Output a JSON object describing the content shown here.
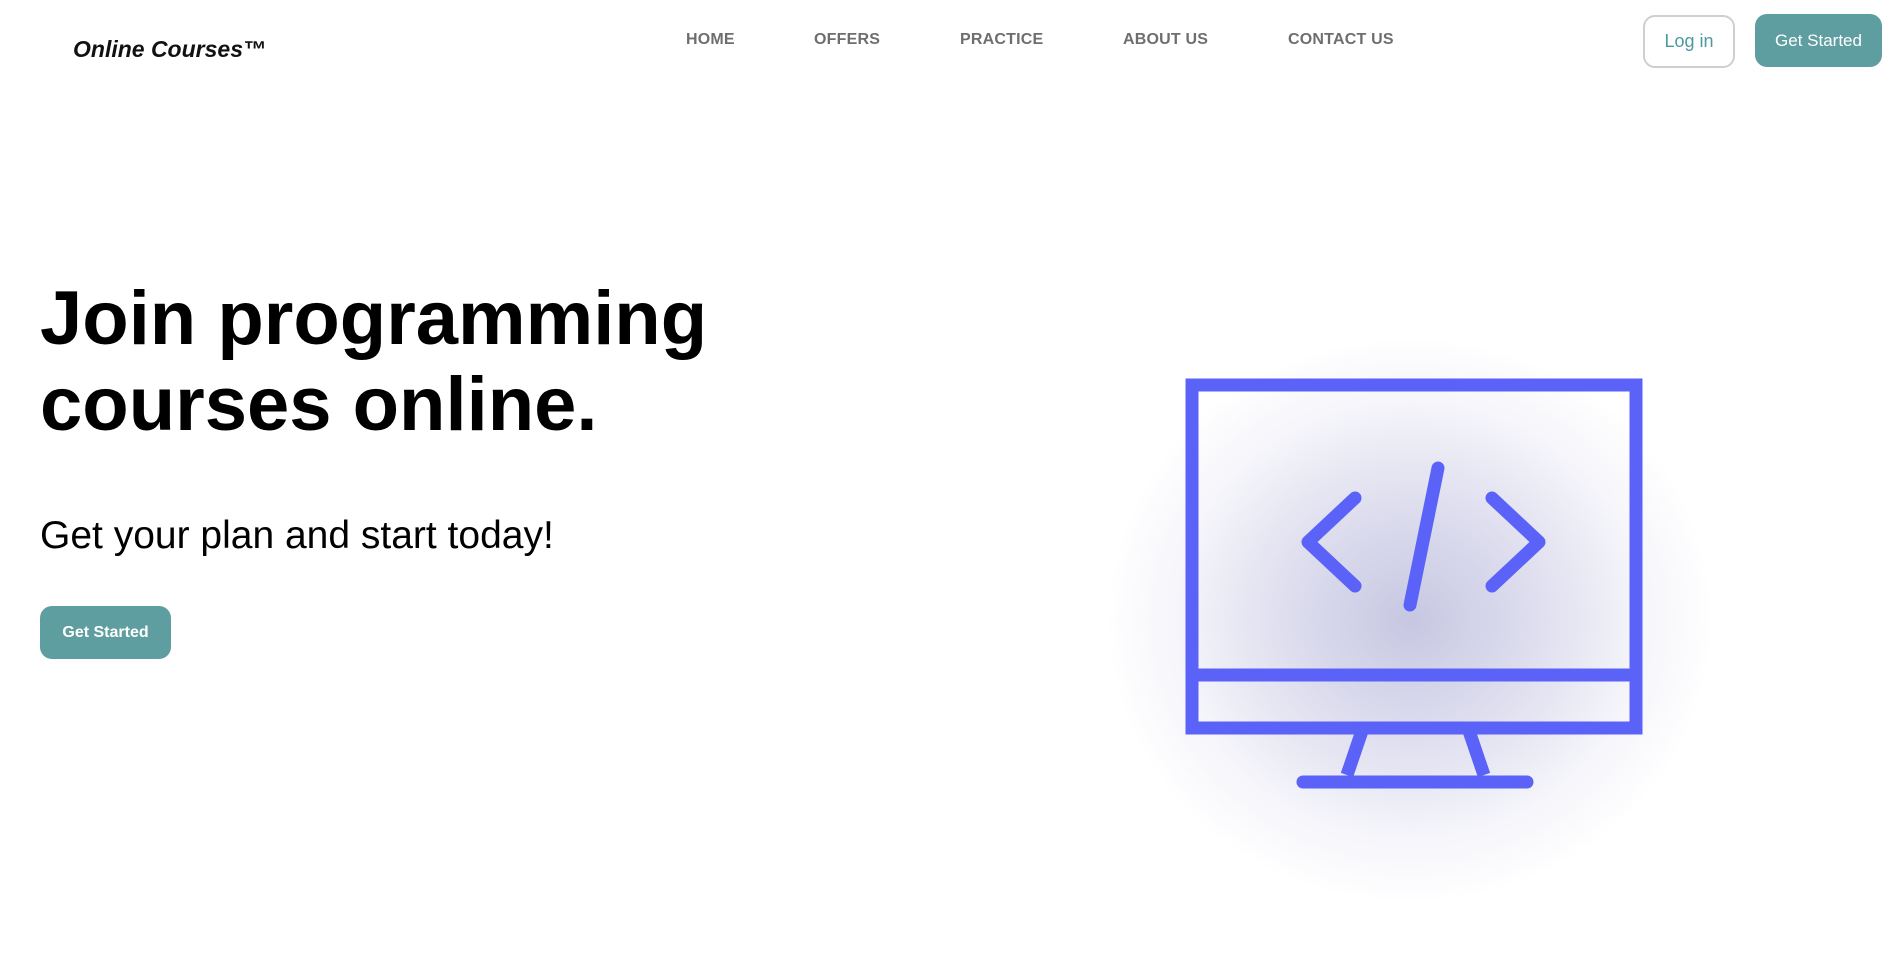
{
  "brand": {
    "logo": "Online Courses™"
  },
  "nav": {
    "items": [
      {
        "label": "HOME"
      },
      {
        "label": "OFFERS"
      },
      {
        "label": "PRACTICE"
      },
      {
        "label": "ABOUT US"
      },
      {
        "label": "CONTACT US"
      }
    ]
  },
  "header": {
    "login_label": "Log in",
    "get_started_label": "Get Started"
  },
  "hero": {
    "title_line1": "Join programming",
    "title_line2": "courses online.",
    "subtitle": "Get your plan and start today!",
    "cta_label": "Get Started",
    "illustration_icon": "monitor-code-icon"
  },
  "colors": {
    "accent": "#5f9ea0",
    "login_text": "#4b9aa0",
    "nav_text": "#6e6e6e",
    "illustration_stroke": "#5b62f8"
  }
}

- _Exercise directions_:
Scan the records above for the string "Started", then report every line that contains it.

- _Task answer_:
    "get_started_label": "Get Started"
    "cta_label": "Get Started",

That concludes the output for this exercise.